══ MATERIAL ══

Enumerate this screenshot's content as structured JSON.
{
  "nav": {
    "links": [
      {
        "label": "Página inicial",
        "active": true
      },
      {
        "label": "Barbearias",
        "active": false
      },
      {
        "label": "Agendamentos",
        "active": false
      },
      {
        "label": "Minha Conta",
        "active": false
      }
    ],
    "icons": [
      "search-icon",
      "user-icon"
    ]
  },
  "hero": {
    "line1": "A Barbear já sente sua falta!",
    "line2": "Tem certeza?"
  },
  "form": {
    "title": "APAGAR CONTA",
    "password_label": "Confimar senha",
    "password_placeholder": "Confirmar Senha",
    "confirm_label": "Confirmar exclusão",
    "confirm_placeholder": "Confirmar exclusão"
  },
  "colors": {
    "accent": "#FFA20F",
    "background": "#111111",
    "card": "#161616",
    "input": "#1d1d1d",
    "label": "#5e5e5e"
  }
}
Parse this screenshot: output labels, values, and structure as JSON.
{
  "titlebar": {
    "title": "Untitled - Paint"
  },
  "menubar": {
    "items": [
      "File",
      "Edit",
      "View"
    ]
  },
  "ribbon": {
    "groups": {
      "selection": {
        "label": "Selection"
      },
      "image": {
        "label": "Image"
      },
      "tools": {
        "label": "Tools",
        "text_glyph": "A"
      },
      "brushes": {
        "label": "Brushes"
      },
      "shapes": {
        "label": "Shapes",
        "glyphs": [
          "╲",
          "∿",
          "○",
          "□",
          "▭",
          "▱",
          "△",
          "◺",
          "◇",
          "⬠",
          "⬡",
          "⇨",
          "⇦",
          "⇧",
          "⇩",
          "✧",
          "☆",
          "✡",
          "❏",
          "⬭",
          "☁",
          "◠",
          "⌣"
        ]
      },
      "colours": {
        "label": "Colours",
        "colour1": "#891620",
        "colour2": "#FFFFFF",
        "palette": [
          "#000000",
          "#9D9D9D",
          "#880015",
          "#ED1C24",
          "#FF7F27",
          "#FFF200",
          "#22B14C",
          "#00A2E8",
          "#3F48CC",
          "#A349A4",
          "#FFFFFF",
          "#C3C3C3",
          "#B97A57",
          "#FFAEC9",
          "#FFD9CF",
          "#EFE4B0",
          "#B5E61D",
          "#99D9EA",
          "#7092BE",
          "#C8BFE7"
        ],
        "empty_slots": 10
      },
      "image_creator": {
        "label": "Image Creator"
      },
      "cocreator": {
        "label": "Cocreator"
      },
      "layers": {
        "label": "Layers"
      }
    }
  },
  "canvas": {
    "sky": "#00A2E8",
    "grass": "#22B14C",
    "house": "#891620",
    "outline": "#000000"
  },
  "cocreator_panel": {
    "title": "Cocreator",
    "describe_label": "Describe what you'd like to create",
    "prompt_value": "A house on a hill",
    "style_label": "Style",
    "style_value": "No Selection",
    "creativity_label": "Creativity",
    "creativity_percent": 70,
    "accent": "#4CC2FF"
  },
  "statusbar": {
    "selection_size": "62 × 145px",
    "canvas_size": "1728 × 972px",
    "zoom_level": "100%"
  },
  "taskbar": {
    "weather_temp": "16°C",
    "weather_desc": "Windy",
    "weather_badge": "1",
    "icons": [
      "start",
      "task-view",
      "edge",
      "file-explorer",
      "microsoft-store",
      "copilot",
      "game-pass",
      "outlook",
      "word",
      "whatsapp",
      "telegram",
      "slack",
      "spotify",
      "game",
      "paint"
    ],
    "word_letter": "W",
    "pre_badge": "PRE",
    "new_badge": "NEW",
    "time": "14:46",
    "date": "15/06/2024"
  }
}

═══

== TASK OBJECTIVE ==
Pull out all lines containing the word "exclusão" from the entries above.

== COMPLETE ANSWER ==
    "confirm_label": "Confirmar exclusão",
    "confirm_placeholder": "Confirmar exclusão"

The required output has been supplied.